- _MATERIAL FOR THIS EXERCISE_
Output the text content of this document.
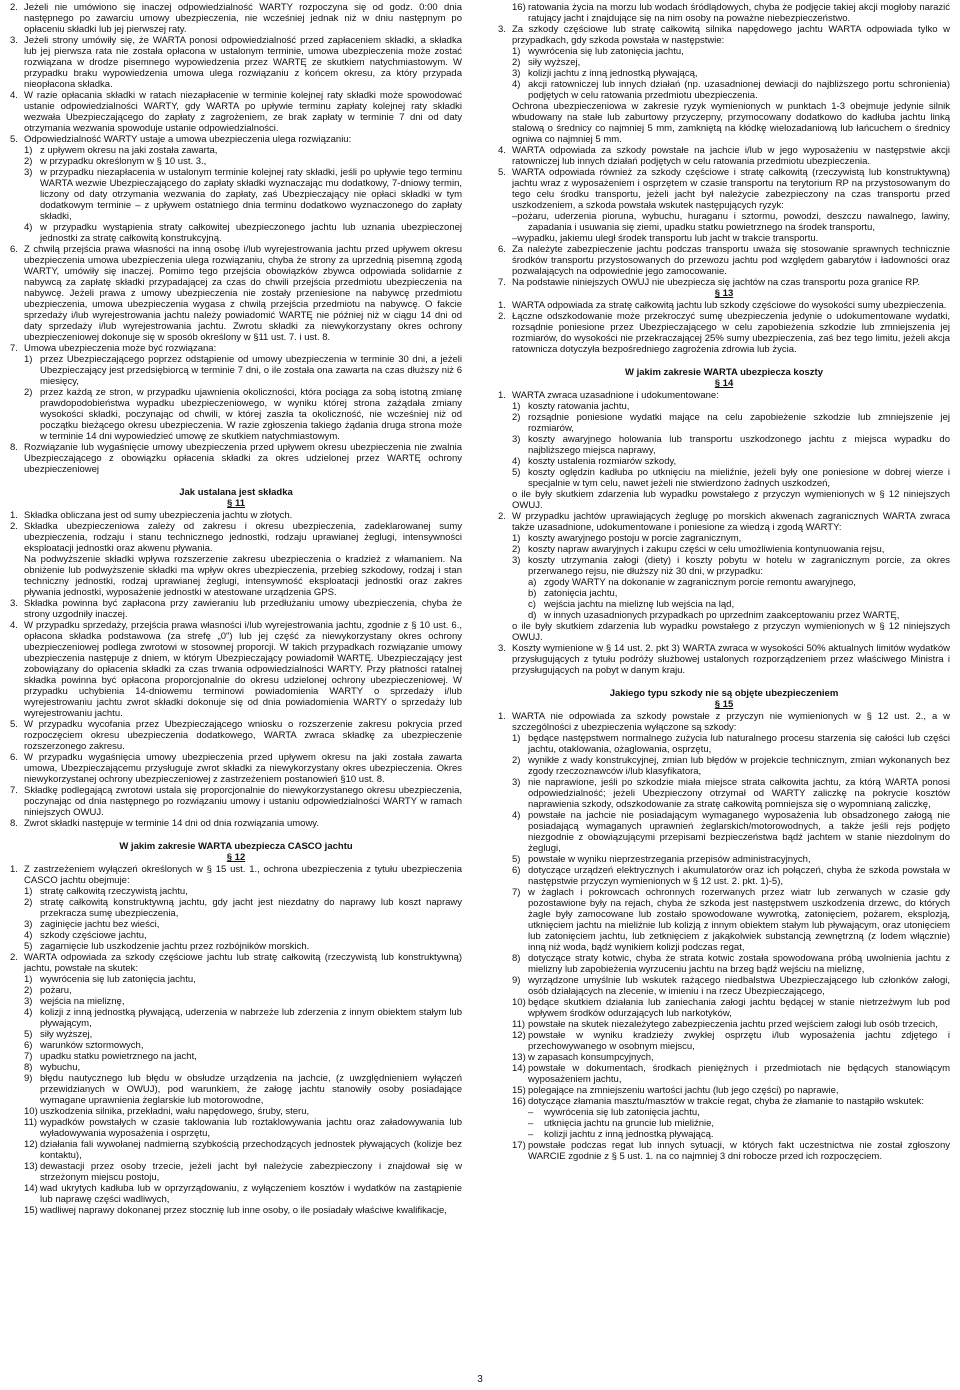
2. Jeżeli nie umówiono się inaczej odpowiedzialność WARTY rozpoczyna się od godz. 0:00 dnia następnego po zawarciu umowy ubezpieczenia, nie wcześniej jednak niż w dniu następnym po opłaceniu składki lub jej pierwszej raty.
3. Jeżeli strony umówiły się, że WARTA ponosi odpowiedzialność przed zapłaceniem składki, a składka lub jej pierwsza rata nie została opłacona w ustalonym terminie, umowa ubezpieczenia może zostać rozwiązana w drodze pisemnego wypowiedzenia przez WARTĘ ze skutkiem natychmiastowym. W przypadku braku wypowiedzenia umowa ulega rozwiązaniu z końcem okresu, za który przypada nieopłacona składka.
4. W razie opłacania składki w ratach niezapłacenie w terminie kolejnej raty składki może spowodować ustanie odpowiedzialności WARTY, gdy WARTA po upływie terminu zapłaty kolejnej raty składki wezwała Ubezpieczającego do zapłaty z zagrożeniem, ze brak zapłaty w terminie 7 dni od daty otrzymania wezwania spowoduje ustanie odpowiedzialności.
5. Odpowiedzialność WARTY ustaje a umowa ubezpieczenia ulega rozwiązaniu:
1) z upływem okresu na jaki została zawarta,
2) w przypadku określonym w § 10 ust. 3.,
3) w przypadku niezapłacenia w ustalonym terminie kolejnej raty składki, jeśli po upływie tego terminu WARTA wezwie Ubezpieczającego do zapłaty składki wyznaczając mu dodatkowy, 7-dniowy termin, liczony od daty otrzymania wezwania do zapłaty, zaś Ubezpieczający nie opłaci składki w tym dodatkowym terminie – z upływem ostatniego dnia terminu dodatkowo wyznaczonego do zapłaty składki,
4) w przypadku wystąpienia straty całkowitej ubezpieczonego jachtu lub uznania ubezpieczonej jednostki za stratę całkowitą konstrukcyjną.
6. Z chwilą przejścia prawa własności na inną osobę i/lub wyrejestrowania jachtu przed upływem okresu ubezpieczenia umowa ubezpieczenia ulega rozwiązaniu, chyba że strony za uprzednią pisemną zgodą WARTY, umówiły się inaczej. Pomimo tego przejścia obowiązków zbywca odpowiada solidarnie z nabywcą za zapłatę składki przypadającej za czas do chwili przejścia przedmiotu ubezpieczenia na nabywcę. Jeżeli prawa z umowy ubezpieczenia nie zostały przeniesione na nabywcę przedmiotu ubezpieczenia, umowa ubezpieczenia wygasa z chwilą przejścia przedmiotu na nabywcę. O fakcie sprzedaży i/lub wyrejestrowania jachtu należy powiadomić WARTĘ nie później niż w ciągu 14 dni od daty sprzedaży i/lub wyrejestrowania jachtu. Zwrotu składki za niewykorzystany okres ochrony ubezpieczeniowej dokonuje się w sposób określony w §11 ust. 7. i ust. 8.
7. Umowa ubezpieczenia może być rozwiązana:
1) przez Ubezpieczającego poprzez odstąpienie od umowy ubezpieczenia w terminie 30 dni, a jeżeli Ubezpieczający jest przedsiębiorcą w terminie 7 dni, o ile została ona zawarta na czas dłuższy niż 6 miesięcy,
2) przez każdą ze stron, w przypadku ujawnienia okoliczności, która pociąga za sobą istotną zmianę prawdopodobieństwa wypadku ubezpieczeniowego, w wyniku której strona zażądała zmiany wysokości składki, poczynając od chwili, w której zaszła ta okoliczność, nie wcześniej niż od początku bieżącego okresu ubezpieczenia. W razie zgłoszenia takiego żądania druga strona może w terminie 14 dni wypowiedzieć umowę ze skutkiem natychmiastowym.
8. Rozwiązanie lub wygaśnięcie umowy ubezpieczenia przed upływem okresu ubezpieczenia nie zwalnia Ubezpieczającego z obowiązku opłacenia składki za okres udzielonej przez WARTĘ ochrony ubezpieczeniowej
Jak ustalana jest składka
§ 11
1. Składka obliczana jest od sumy ubezpieczenia jachtu w złotych.
2. Składka ubezpieczeniowa zależy od zakresu i okresu ubezpieczenia, zadeklarowanej sumy ubezpieczenia, rodzaju i stanu technicznego jednostki, rodzaju uprawianej żeglugi, intensywności eksploatacji jednostki oraz akwenu pływania.
Na podwyższenie składki wpływa rozszerzenie zakresu ubezpieczenia o kradzież z włamaniem. Na obniżenie lub podwyższenie składki ma wpływ okres ubezpieczenia, przebieg szkodowy, rodzaj i stan techniczny jednostki, rodzaj uprawianej żeglugi, intensywność eksploatacji jednostki oraz zakres pływania jednostki, wyposażenie jednostki w atestowane urządzenia GPS.
3. Składka powinna być zapłacona przy zawieraniu lub przedłużaniu umowy ubezpieczenia, chyba że strony uzgodniły inaczej.
4. W przypadku sprzedaży, przejścia prawa własności i/lub wyrejestrowania jachtu, zgodnie z § 10 ust. 6., opłacona składka podstawowa (za strefę „0") lub jej część za niewykorzystany okres ochrony ubezpieczeniowej podlega zwrotowi w stosownej proporcji. W takich przypadkach rozwiązanie umowy ubezpieczenia następuje z dniem, w którym Ubezpieczający powiadomił WARTĘ. Ubezpieczający jest zobowiązany do opłacenia składki za czas trwania odpowiedzialności WARTY. Przy płatności ratalnej składka powinna być opłacona proporcjonalnie do okresu udzielonej ochrony ubezpieczeniowej. W przypadku uchybienia 14-dniowemu terminowi powiadomienia WARTY o sprzedaży i/lub wyrejestrowaniu jachtu zwrot składki dokonuje się od dnia powiadomienia WARTY o sprzedaży lub wyrejestrowaniu jachtu.
5. W przypadku wycofania przez Ubezpieczającego wniosku o rozszerzenie zakresu pokrycia przed rozpoczęciem okresu ubezpieczenia dodatkowego, WARTA zwraca składkę za ubezpieczenie rozszerzonego zakresu.
6. W przypadku wygaśnięcia umowy ubezpieczenia przed upływem okresu na jaki została zawarta umowa, Ubezpieczającemu przysługuje zwrot składki za niewykorzystany okres ubezpieczenia. Okres niewykorzystanej ochrony ubezpieczeniowej z zastrzeżeniem postanowień §10 ust. 8.
7. Składkę podlegającą zwrotowi ustala się proporcjonalnie do niewykorzystanego okresu ubezpieczenia, poczynając od dnia następnego po rozwiązaniu umowy i ustaniu odpowiedzialności WARTY w ramach niniejszych OWUJ.
8. Zwrot składki następuje w terminie 14 dni od dnia rozwiązania umowy.
W jakim zakresie WARTA ubezpiecza CASCO jachtu
§ 12
1. Z zastrzeżeniem wyłączeń określonych w § 15 ust. 1., ochrona ubezpieczenia z tytułu ubezpieczenia CASCO jachtu obejmuje:
1) stratę całkowitą rzeczywistą jachtu,
2) stratę całkowitą konstruktywną jachtu, gdy jacht jest niezdatny do naprawy lub koszt naprawy przekracza sumę ubezpieczenia,
3) zaginięcie jachtu bez wieści,
4) szkody częściowe jachtu,
5) zagarnięcie lub uszkodzenie jachtu przez rozbójników morskich.
2. WARTA odpowiada za szkody częściowe jachtu lub stratę całkowitą (rzeczywistą lub konstruktywną) jachtu, powstałe na skutek:
1) wywrócenia się lub zatonięcia jachtu,
2) pożaru,
3) wejścia na mieliznę,
4) kolizji z inną jednostką pływającą, uderzenia w nabrzeże lub zderzenia z innym obiektem stałym lub pływającym,
5) siły wyższej,
6) warunków sztormowych,
7) upadku statku powietrznego na jacht,
8) wybuchu,
9) błędu nautycznego lub błędu w obsłudze urządzenia na jachcie, (z uwzględnieniem wyłączeń przewidzianych w OWUJ), pod warunkiem, że załogę jachtu stanowiły osoby posiadające wymagane uprawnienia żeglarskie lub motorowodne,
10) uszkodzenia silnika, przekładni, wału napędowego, śruby, steru,
11) wypadków powstałych w czasie taklowania lub roztaklowywania jachtu oraz załadowywania lub wyładowywania wyposażenia i osprzętu,
12) działania fali wywołanej nadmierną szybkością przechodzących jednostek pływających (kolizje bez kontaktu),
13) dewastacji przez osoby trzecie, jeżeli jacht był należycie zabezpieczony i znajdował się w strzeżonym miejscu postoju,
14) wad ukrytych kadłuba lub w oprzyrządowaniu, z wyłączeniem kosztów i wydatków na zastąpienie lub naprawę części wadliwych,
15) wadliwej naprawy dokonanej przez stocznię lub inne osoby, o ile posiadały właściwe kwalifikacje,
16) ratowania życia na morzu lub wodach śródlądowych, chyba że podjęcie takiej akcji mogłoby narazić ratujący jacht i znajdujące się na nim osoby na poważne niebezpieczeństwo.
3. Za szkody częściowe lub stratę całkowitą silnika napędowego jachtu WARTA odpowiada tylko w przypadkach, gdy szkoda powstała w następstwie:
1) wywrócenia się lub zatonięcia jachtu,
2) siły wyższej,
3) kolizji jachtu z inną jednostką pływającą,
4) akcji ratowniczej lub innych działań (np. uzasadnionej dewiacji do najbliższego portu schronienia) podjętych w celu ratowania przedmiotu ubezpieczenia.
Ochrona ubezpieczeniowa w zakresie ryzyk wymienionych w punktach 1-3 obejmuje jedynie silnik wbudowany na stałe lub zaburtowy przyczepny, przymocowany dodatkowo do kadłuba jachtu linką stalową o średnicy co najmniej 5 mm, zamkniętą na kłódkę wielozadaniową lub łańcuchem o średnicy ogniwa co najmniej 5 mm.
4. WARTA odpowiada za szkody powstałe na jachcie i/lub w jego wyposażeniu w następstwie akcji ratowniczej lub innych działań podjętych w celu ratowania przedmiotu ubezpieczenia.
5. WARTA odpowiada również za szkody częściowe i stratę całkowitą (rzeczywistą lub konstruktywną) jachtu wraz z wyposażeniem i osprzętem w czasie transportu na terytorium RP na przystosowanym do tego celu środku transportu, jeżeli jacht był należycie zabezpieczony na czas transportu przed uszkodzeniem, a szkoda powstała wskutek następujących ryzyk:
–pożaru, uderzenia pioruna, wybuchu, huraganu i sztormu, powodzi, deszczu nawalnego, lawiny, zapadania i usuwania się ziemi, upadku statku powietrznego na środek transportu,
–wypadku, jakiemu uległ środek transportu lub jacht w trakcie transportu.
6. Za należyte zabezpieczenie jachtu podczas transportu uważa się stosowanie sprawnych technicznie środków transportu przystosowanych do przewozu jachtu pod względem gabarytów i ładowności oraz pozwalających na odpowiednie jego zamocowanie.
7. Na podstawie niniejszych OWUJ nie ubezpiecza się jachtów na czas transportu poza granice RP.
§ 13
1. WARTA odpowiada za stratę całkowitą jachtu lub szkody częściowe do wysokości sumy ubezpieczenia.
2. Łączne odszkodowanie może przekroczyć sumę ubezpieczenia jedynie o udokumentowane wydatki, rozsądnie poniesione przez Ubezpieczającego w celu zapobieżenia szkodzie lub zmniejszenia jej rozmiarów, do wysokości nie przekraczającej 25% sumy ubezpieczenia, zaś bez tego limitu, jeżeli akcja ratownicza dotyczyła bezpośredniego zagrożenia zdrowia lub życia.
W jakim zakresie WARTA ubezpiecza koszty
§ 14
1. WARTA zwraca uzasadnione i udokumentowane:
1) koszty ratowania jachtu,
2) rozsądnie poniesione wydatki mające na celu zapobieżenie szkodzie lub zmniejszenie jej rozmiarów,
3) koszty awaryjnego holowania lub transportu uszkodzonego jachtu z miejsca wypadku do najbliższego miejsca naprawy,
4) koszty ustalenia rozmiarów szkody,
5) koszty oględzin kadłuba po utknięciu na mieliźnie, jeżeli były one poniesione w dobrej wierze i specjalnie w tym celu, nawet jeżeli nie stwierdzono żadnych uszkodzeń,
o ile były skutkiem zdarzenia lub wypadku powstałego z przyczyn wymienionych w § 12 niniejszych OWUJ.
2. W przypadku jachtów uprawiających żeglugę po morskich akwenach zagranicznych WARTA zwraca także uzasadnione, udokumentowane i poniesione za wiedzą i zgodą WARTY:
1) koszty awaryjnego postoju w porcie zagranicznym,
2) koszty napraw awaryjnych i zakupu części w celu umożliwienia kontynuowania rejsu,
3) koszty utrzymania załogi (diety) i koszty pobytu w hotelu w zagranicznym porcie, za okres przerwanego rejsu, nie dłuższy niż 30 dni, w przypadku:
a) zgody WARTY na dokonanie w zagranicznym porcie remontu awaryjnego,
b) zatonięcia jachtu,
c) wejścia jachtu na mieliznę lub wejścia na ląd,
d) w innych uzasadnionych przypadkach po uprzednim zaakceptowaniu przez WARTĘ,
o ile były skutkiem zdarzenia lub wypadku powstałego z przyczyn wymienionych w § 12 niniejszych OWUJ.
3. Koszty wymienione w § 14 ust. 2. pkt 3) WARTA zwraca w wysokości 50% aktualnych limitów wydatków przysługujących z tytułu podróży służbowej ustalonych rozporządzeniem przez właściwego Ministra i przysługujących na pobyt w danym kraju.
Jakiego typu szkody nie są objęte ubezpieczeniem
§ 15
1. WARTA nie odpowiada za szkody powstałe z przyczyn nie wymienionych w § 12 ust. 2., a w szczególności z ubezpieczenia wyłączone są szkody:
1) będące następstwem normalnego zużycia lub naturalnego procesu starzenia się całości lub części jachtu, otaklowania, ożaglowania, osprzętu,
2) wynikłe z wady konstrukcyjnej, zmian lub błędów w projekcie technicznym, zmian wykonanych bez zgody rzeczoznawców i/lub klasyfikatora,
3) nie naprawione, jeśli po szkodzie miała miejsce strata całkowita jachtu, za którą WARTA ponosi odpowiedzialność; jeżeli Ubezpieczony otrzymał od WARTY zaliczkę na pokrycie kosztów naprawienia szkody, odszkodowanie za stratę całkowitą pomniejsza się o wypomnianą zaliczkę,
4) powstałe na jachcie nie posiadającym wymaganego wyposażenia lub obsadzonego załogą nie posiadającą wymaganych uprawnień żeglarskich/motorowodnych, a także jeśli rejs podjęto niezgodnie z obowiązującymi przepisami bezpieczeństwa bądź jachtem w stanie niezdolnym do żeglugi,
5) powstałe w wyniku nieprzestrzegania przepisów administracyjnych,
6) dotyczące urządzeń elektrycznych i akumulatorów oraz ich połączeń, chyba że szkoda powstała w następstwie przyczyn wymienionych w § 12 ust. 2. pkt. 1)-5),
7) w żaglach i pokrowcach ochronnych rozerwanych przez wiatr lub zerwanych w czasie gdy pozostawione były na rejach, chyba że szkoda jest następstwem uszkodzenia drzewc, do których żagle były zamocowane lub zostało spowodowane wywrotką, zatonięciem, pożarem, eksplozją, utknięciem jachtu na mieliźnie lub kolizją z innym obiektem stałym lub pływającym, oraz utonięciem lub zatonięciem jachtu, lub zetknięciem z jakąkolwiek substancją zewnętrzną (z lodem włącznie) inną niż woda, bądź wynikiem kolizji podczas regat,
8) dotyczące straty kotwic, chyba że strata kotwic została spowodowana próbą uwolnienia jachtu z mielizny lub zapobieżenia wyrzuceniu jachtu na brzeg bądź wejściu na mieliznę,
9) wyrządzone umyślnie lub wskutek rażącego niedbalstwa Ubezpieczającego lub członków załogi, osób działających na zlecenie, w imieniu i na rzecz Ubezpieczającego,
10) będące skutkiem działania lub zaniechania załogi jachtu będącej w stanie nietrzeźwym lub pod wpływem środków odurzających lub narkotyków,
11) powstałe na skutek niezależytego zabezpieczenia jachtu przed wejściem załogi lub osób trzecich,
12) powstałe w wyniku kradzieży zwykłej osprzętu i/lub wyposażenia jachtu zdjętego i przechowywanego w osobnym miejscu,
13) w zapasach konsumpcyjnych,
14) powstałe w dokumentach, środkach pieniężnych i przedmiotach nie będących stanowiącym wyposażeniem jachtu,
15) polegające na zmniejszeniu wartości jachtu (lub jego części) po naprawie,
16) dotyczące złamania masztu/masztów w trakcie regat, chyba że złamanie to nastąpiło wskutek:
– wywrócenia się lub zatonięcia jachtu,
– utknięcia jachtu na gruncie lub mieliźnie,
– kolizji jachtu z inną jednostką pływającą.
17) powstałe podczas regat lub innych sytuacji, w których fakt uczestnictwa nie został zgłoszony WARCIE zgodnie z § 5 ust. 1. na co najmniej 3 dni robocze przed ich rozpoczęciem.
3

- _AIM_
Copy all lines from the material that contain "urządzenia".

- _SOLVED PROBLEM_
Na podwyższenie składki wpływa rozszerzenie zakresu ubezpieczenia o kradzież z włamaniem. Na obniżenie lub podwyższenie składki ma wpływ okres ubezpieczenia, przebieg szkodowy, rodzaj i stan techniczny jednostki, rodzaj uprawianej żeglugi, intensywność eksploatacji jednostki oraz zakres pływania jednostki, wyposażenie jednostki w atestowane urządzenia GPS.
9) błędu nautycznego lub błędu w obsłudze urządzenia na jachcie, (z uwzględnieniem wyłączeń przewidzianych w OWUJ), pod warunkiem, że załogę jachtu stanowiły osoby posiadające wymagane uprawnienia żeglarskie lub motorowodne,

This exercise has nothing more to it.